Wherever a line holds the string "think", copy that line.

·····

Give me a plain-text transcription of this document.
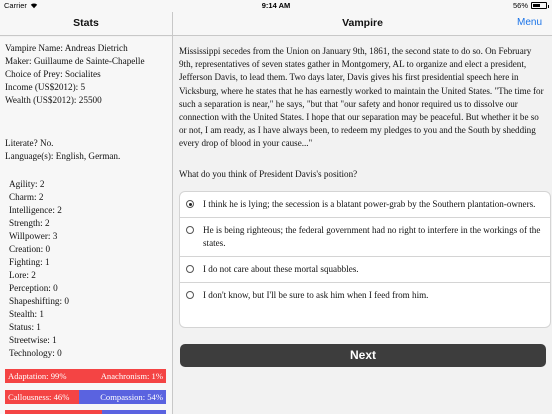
Carrier	9:14 AM	56%
Stats	Vampire	Menu
Vampire Name: Andreas Dietrich
Maker: Guillaume de Sainte-Chapelle
Choice of Prey: Socialites
Income (US$2012): 5
Wealth (US$2012): 25500
Literate? No.
Language(s): English, German.
Agility: 2
Charm: 2
Intelligence: 2
Strength: 2
Willpower: 3
Creation: 0
Fighting: 1
Lore: 2
Perception: 0
Shapeshifting: 0
Stealth: 1
Status: 1
Streetwise: 1
Technology: 0
Adaptation: 99%	Anachronism: 1%
Callousness: 46%	Compassion: 54%

Mississippi secedes from the Union on January 9th, 1861, the second state to do so. On February 9th, representatives of seven states gather in Montgomery, AL to organize and elect a president, Jefferson Davis, to lead them. Two days later, Davis gives his first presidential speech here in Vicksburg, where he states that he has earnestly worked to maintain the United States. "The time for such a separation is near," he says, "but that "our safety and honor required us to dissolve our connection with the United States. I hope that our separation may be peaceful. But whether it be so or not, I am ready, as I have always been, to redeem my pledges to you and the South by shedding every drop of blood in your cause..."

What do you think of President Davis's position?

I think he is lying; the secession is a blatant power-grab by the Southern plantation-owners.
He is being righteous; the federal government had no right to interfere in the workings of the states.
I do not care about these mortal squabbles.
I don't know, but I'll be sure to ask him when I feed from him.
Next
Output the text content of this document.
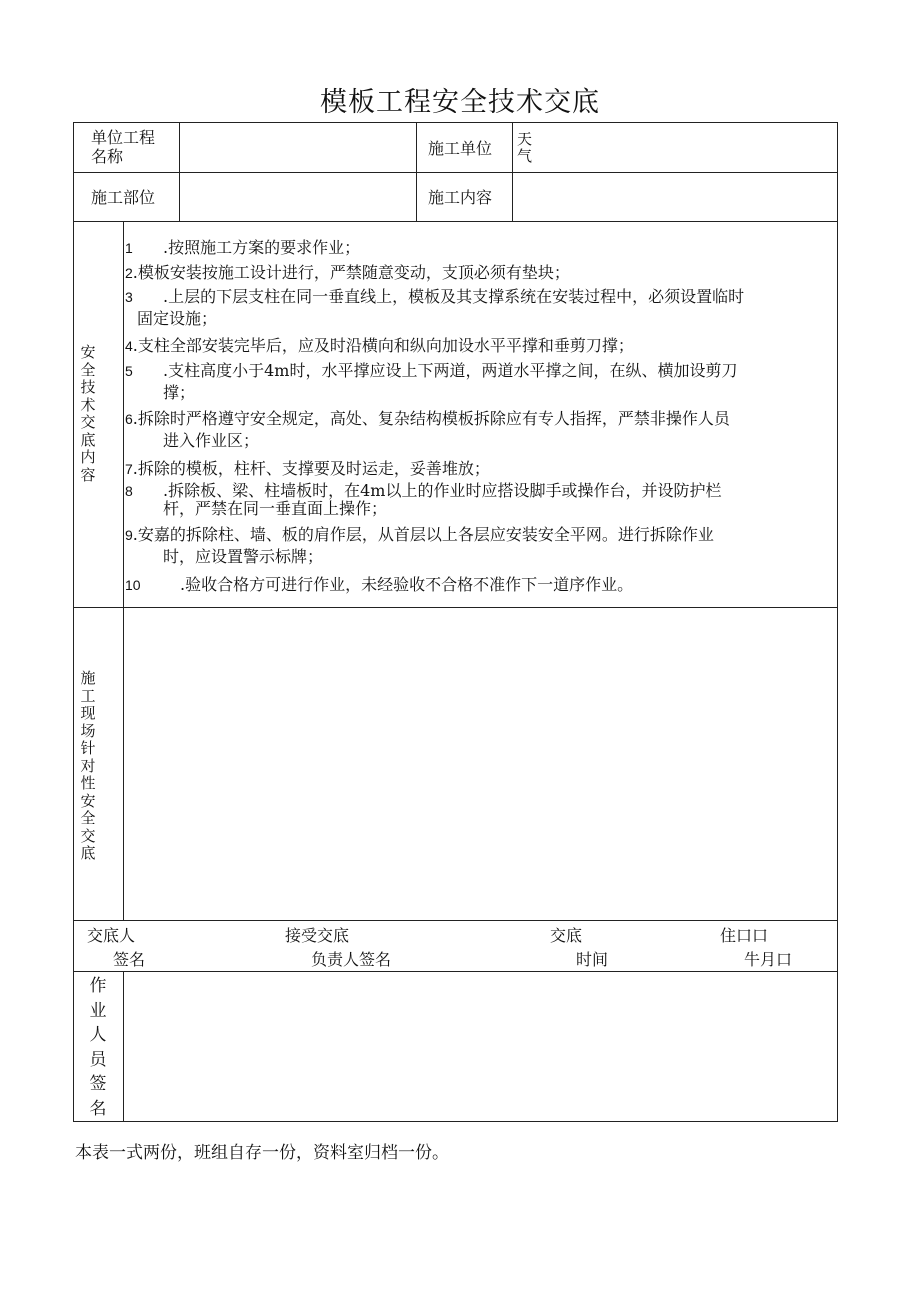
模板工程安全技术交底
单位工程
名称	施工单位 天
气
施工部位	施工内容
安全技术交底内容
1 .按照施工方案的要求作业；
2.模板安装按施工设计进行，严禁随意变动，支顶必须有垫块；
3 .上层的下层支柱在同一垂直线上，模板及其支撑系统在安装过程中，必须设置临时
固定设施；
4.支柱全部安装完毕后，应及时沿横向和纵向加设水平平撑和垂剪刀撑；
5 .支柱高度小于4m时，水平撑应设上下两道，两道水平撑之间，在纵、横加设剪刀
撑；
6.拆除时严格遵守安全规定，高处、复杂结构模板拆除应有专人指挥，严禁非操作人员
进入作业区；
7.拆除的模板，柱杆、支撑要及时运走，妥善堆放；
8 .拆除板、梁、柱墙板时，在4m以上的作业时应搭设脚手或操作台，并设防护栏
杆，严禁在同一垂直面上操作；
9.安嘉的拆除柱、墙、板的肩作层，从首层以上各层应安装安全平网。进行拆除作业
时，应设置警示标牌；
10 .验收合格方可进行作业，未经验收不合格不准作下一道序作业。
施工现场针对性安全交底
交底人
签名
接受交底
负责人签名
交底
时间
住口口
牛月口
作业人员签名
本表一式两份，班组自存一份，资料室归档一份。
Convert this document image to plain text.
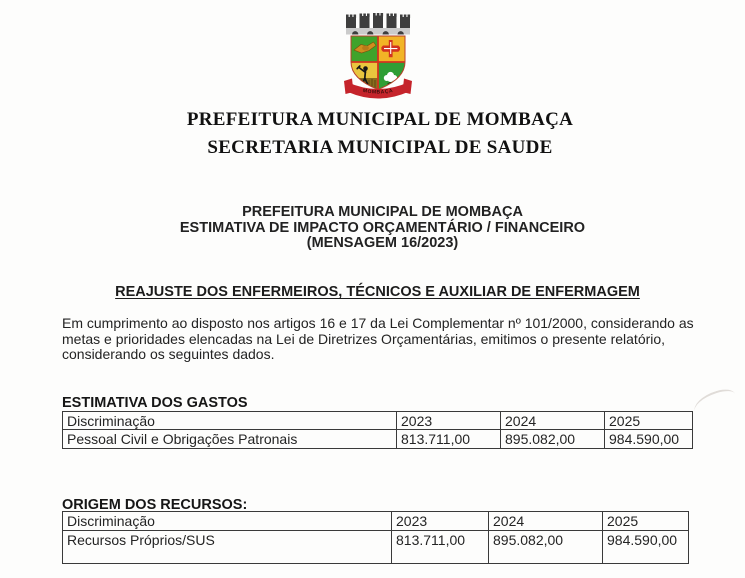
MOMBAÇA
PREFEITURA MUNICIPAL DE MOMBAÇA
SECRETARIA MUNICIPAL DE SAUDE
PREFEITURA MUNICIPAL DE MOMBAÇA
ESTIMATIVA DE IMPACTO ORÇAMENTÁRIO / FINANCEIRO
(MENSAGEM 16/2023)
REAJUSTE DOS ENFERMEIROS, TÉCNICOS E AUXILIAR DE ENFERMAGEM
Em cumprimento ao disposto nos artigos 16 e 17 da Lei Complementar nº 101/2000, considerando as metas e prioridades elencadas na Lei de Diretrizes Orçamentárias, emitimos o presente relatório, considerando os seguintes dados.
ESTIMATIVA DOS GASTOS
Discriminação	2023	2024	2025
Pessoal Civil e Obrigações Patronais	813.711,00	895.082,00	984.590,00
ORIGEM DOS RECURSOS:
Discriminação	2023	2024	2025
Recursos Próprios/SUS	813.711,00	895.082,00	984.590,00
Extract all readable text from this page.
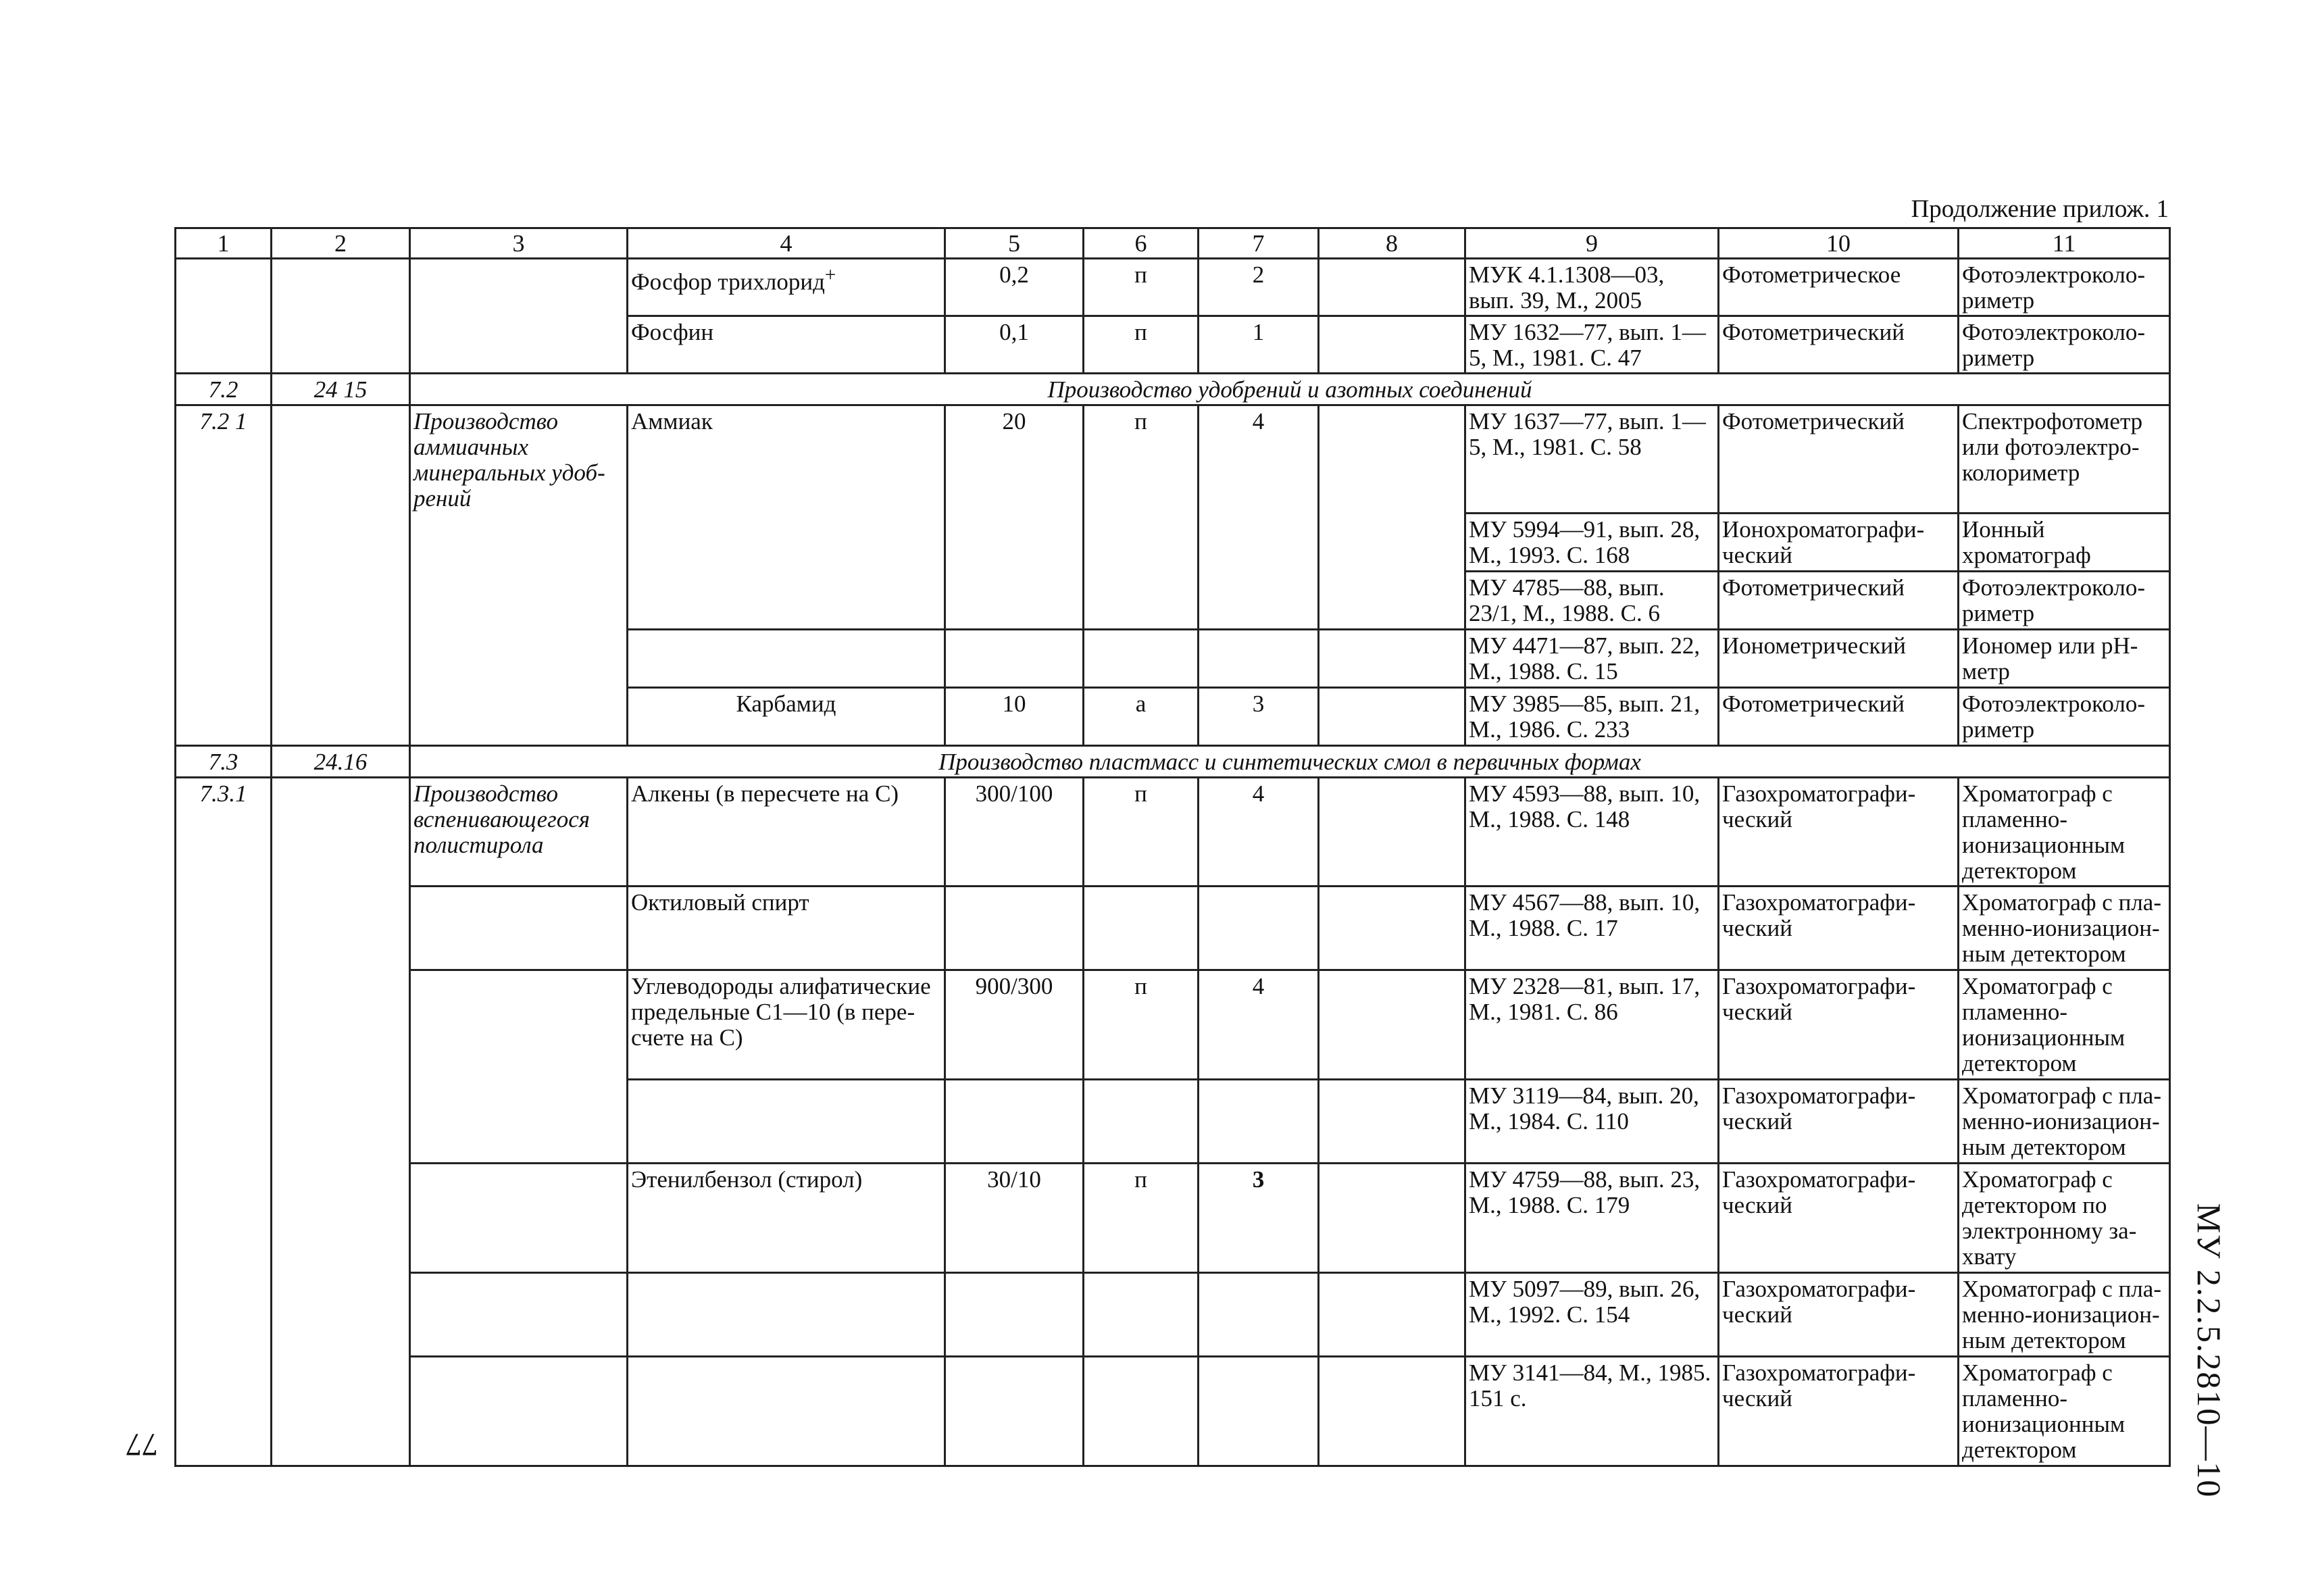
Продолжение прилож. 1
1	2	3	4	5	6	7	8	9	10	11
			Фосфор трихлорид+	0,2	п	2		МУК 4.1.1308—03, вып. 39, М., 2005	Фотометрическое	Фотоэлектроколориметр
			Фосфин	0,1	п	1		МУ 1632—77, вып. 1—5, М., 1981. С. 47	Фотометрический	Фотоэлектроколориметр
7.2	24 15	Производство удобрений и азотных соединений								
7.2 1		Производство аммиачных минеральных удобрений	Аммиак	20	п	4		МУ 1637—77, вып. 1—5, М., 1981. С. 58	Фотометрический	Спектрофотометр или фотоэлектроколориметр
								МУ 5994—91, вып. 28, М., 1993. С. 168	Ионохроматографический	Ионный хроматограф
								МУ 4785—88, вып. 23/1, М., 1988. С. 6	Фотометрический	Фотоэлектроколориметр
								МУ 4471—87, вып. 22, М., 1988. С. 15	Ионометрический	Иономер или рН-метр
			Карбамид	10	а	3		МУ 3985—85, вып. 21, М., 1986. С. 233	Фотометрический	Фотоэлектроколориметр
7.3	24.16	Производство пластмасс и синтетических смол в первичных формах								
7.3.1		Производство вспенивающегося полистирола	Алкены (в пересчете на С)	300/100	п	4		МУ 4593—88, вып. 10, М., 1988. С. 148	Газохроматографический	Хроматограф с пламенно-ионизационным детектором
			Октиловый спирт					МУ 4567—88, вып. 10, М., 1988. С. 17	Газохроматографический	Хроматограф с пламенно-ионизационным детектором
			Углеводороды алифатические предельные С1—10 (в пересчете на С)	900/300	п	4		МУ 2328—81, вып. 17, М., 1981. С. 86	Газохроматографический	Хроматограф с пламенно-ионизационным детектором
								МУ 3119—84, вып. 20, М., 1984. С. 110	Газохроматографический	Хроматограф с пламенно-ионизационным детектором
			Этенилбензол (стирол)	30/10	п	3		МУ 4759—88, вып. 23, М., 1988. С. 179	Газохроматографический	Хроматограф с детектором по электронному захвату
								МУ 5097—89, вып. 26, М., 1992. С. 154	Газохроматографический	Хроматограф с пламенно-ионизационным детектором
								МУ 3141—84, М., 1985. 151 с.	Газохроматографический	Хроматограф с пламенно-ионизационным детектором	МУ 2.2.5.2810—10
77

·····

RESPONSE TO THIS TASK
What do you think of President Davis's position?
I think he is lying; the secession is a blatant power-grab by the Southern plantation-owners.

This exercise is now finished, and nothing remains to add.